本文
┌──
デジモンテイマーズ第26話感想

デジモンテイマーズ第26話「小世界!風の強い谷のジジモン・ババモン」感想

脚本:浦沢義雄 演出:川田武範 作画監督:伊藤智子 美術:徳重賢 (2001/9/30 放映)

タイトルは「風の谷のナウシカ」のパロディだろう。サブタイトルコールはルキが担当。タカトとギルモンが全く出ない異色の回。
小中氏のブログより「デジタル・ワールド編では(中略)連続性が強かった第一部から少し換気性を入れたい、という意向もあった。つまりヴァラエティ性の導入であり、浦沢さんに本領を発揮して戴く機会ともなった。(中略)ケンタとヒロカズがこういうキャラクターに育ったのも、キャンプ旅行の回があったからで、浦沢さんに育てられたと言える。また大分性格的に柔らかくなっていた留姫に、再び活き活きと毒のある台詞を言わせてくれたのも良かった」。
光の柱に呑み込まれたルキ・レナモンとヒロカズ、ケンタ。偶然にしてはあまりに相性の悪い顔合わせなのがまず笑える。突如、深いところへ落ちてゆく、レナモンの何とか助けようとする動きも虚しく。荒れた岩場に落ちてしまった4人だが、デジタルなせいかダメージはない。最初に起きたレナモンがルキを起こす。見えたのは遥か高みにあるRW球、それだけ深くに落ちてしまったのだ。
辺りの岩には傷が無数にある、後でわかることだが、風で物が飛ばされてぶち当たった傷だ。木は一方向になびき、家と思われるものには窓がない。ルキ、嫌な予感。
ところが前回と同じく爆睡中の二人。ルキはヒロカズの尻に蹴りを入れる!その勢いでチュウしそうになる二人、アホらしくも笑える、何すんだようと声を合わせて抗議する。「帰れ!新宿へ」シンプルにして強力なルキの憤り。
└──
設問 1
デジモンテイマーズ第26話の感想を、最初から最後まで一字一句変えずに書き写してください。

保存データ
┌──
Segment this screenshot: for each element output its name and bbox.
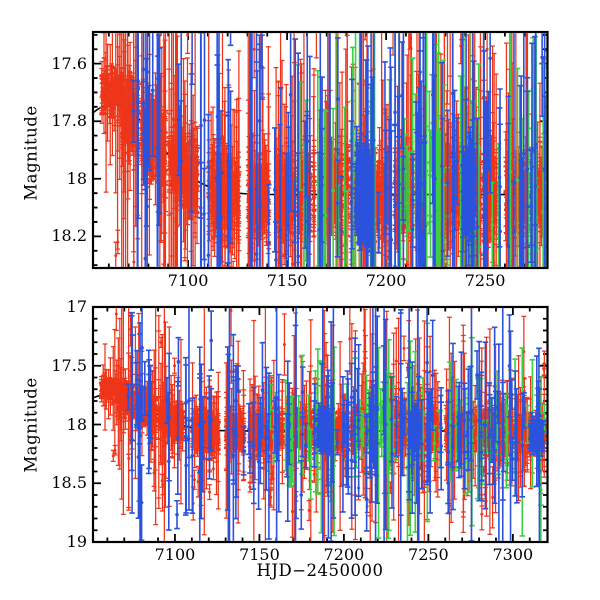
y-tick-label-top: 17.6 [51,53,87,73]
x-tick-label-bottom: 7200 [323,545,365,564]
y-tick-label-bottom: 18 [66,414,87,434]
y-tick-label-top: 18 [66,168,87,188]
x-tick-label-top: 7200 [365,271,407,290]
y-tick-label-bottom: 18.5 [51,473,87,493]
y-axis-title-bottom-panel: Magnitude [21,377,41,473]
x-tick-label-bottom: 7150 [239,545,280,564]
y-tick-label-top: 18.2 [51,226,87,246]
y-tick-label-bottom: 17.5 [51,355,87,375]
x-tick-label-top: 7100 [167,271,209,290]
y-tick-label-top: 17.8 [51,111,87,131]
x-tick-label-bottom: 7300 [492,545,534,564]
y-tick-label-bottom: 19 [66,532,87,551]
x-tick-label-bottom: 7250 [408,545,449,564]
x-tick-label-top: 7250 [464,271,506,290]
x-tick-label-bottom: 7100 [154,545,196,564]
x-axis-title: HJD−2450000 [256,561,384,580]
y-tick-label-bottom: 17 [66,297,87,316]
y-axis-title-top-panel: Magnitude [21,105,41,201]
x-tick-label-top: 7150 [266,271,308,290]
└──
設問 2
記録の「y-tick-label-top: 17.6 [51,53,87,73]」を含む行から「x-tick-label-bottom: 7150 [239,545,280,564]」を含む行までを、「Magnitude」を「Brightness」に書き換えて示してください。ほかの部分は変えず、この範囲の行だけを出してください。

回答 1
デジモンテイマーズ第26話感想

デジモンテイマーズ第26話「小世界!風の強い谷のジジモン・ババモン」感想

脚本:浦沢義雄 演出:川田武範 作画監督:伊藤智子 美術:徳重賢 (2001/9/30 放映)

タイトルは「風の谷のナウシカ」のパロディだろう。サブタイトルコールはルキが担当。タカトとギルモンが全く出ない異色の回。
小中氏のブログより「デジタル・ワールド編では(中略)連続性が強かった第一部から少し換気性を入れたい、という意向もあった。つまりヴァラエティ性の導入であり、浦沢さんに本領を発揮して戴く機会ともなった。(中略)ケンタとヒロカズがこういうキャラクターに育ったのも、キャンプ旅行の回があったからで、浦沢さんに育てられたと言える。また大分性格的に柔らかくなっていた留姫に、再び活き活きと毒のある台詞を言わせてくれたのも良かった」。
光の柱に呑み込まれたルキ・レナモンとヒロカズ、ケンタ。偶然にしてはあまりに相性の悪い顔合わせなのがまず笑える。突如、深いところへ落ちてゆく、レナモンの何とか助けようとする動きも虚しく。荒れた岩場に落ちてしまった4人だが、デジタルなせいかダメージはない。最初に起きたレナモンがルキを起こす。見えたのは遥か高みにあるRW球、それだけ深くに落ちてしまったのだ。
辺りの岩には傷が無数にある、後でわかることだが、風で物が飛ばされてぶち当たった傷だ。木は一方向になびき、家と思われるものには窓がない。ルキ、嫌な予感。
ところが前回と同じく爆睡中の二人。ルキはヒロカズの尻に蹴りを入れる!その勢いでチュウしそうになる二人、アホらしくも笑える、何すんだようと声を合わせて抗議する。「帰れ!新宿へ」シンプルにして強力なルキの憤り。

回答 2
y-tick-label-top: 17.6 [51,53,87,73]
x-tick-label-bottom: 7200 [323,545,365,564]
y-tick-label-bottom: 18 [66,414,87,434]
y-tick-label-top: 18 [66,168,87,188]
x-tick-label-top: 7200 [365,271,407,290]
y-tick-label-bottom: 18.5 [51,473,87,493]
y-axis-title-bottom-panel: Brightness [21,377,41,473]
x-tick-label-bottom: 7150 [239,545,280,564]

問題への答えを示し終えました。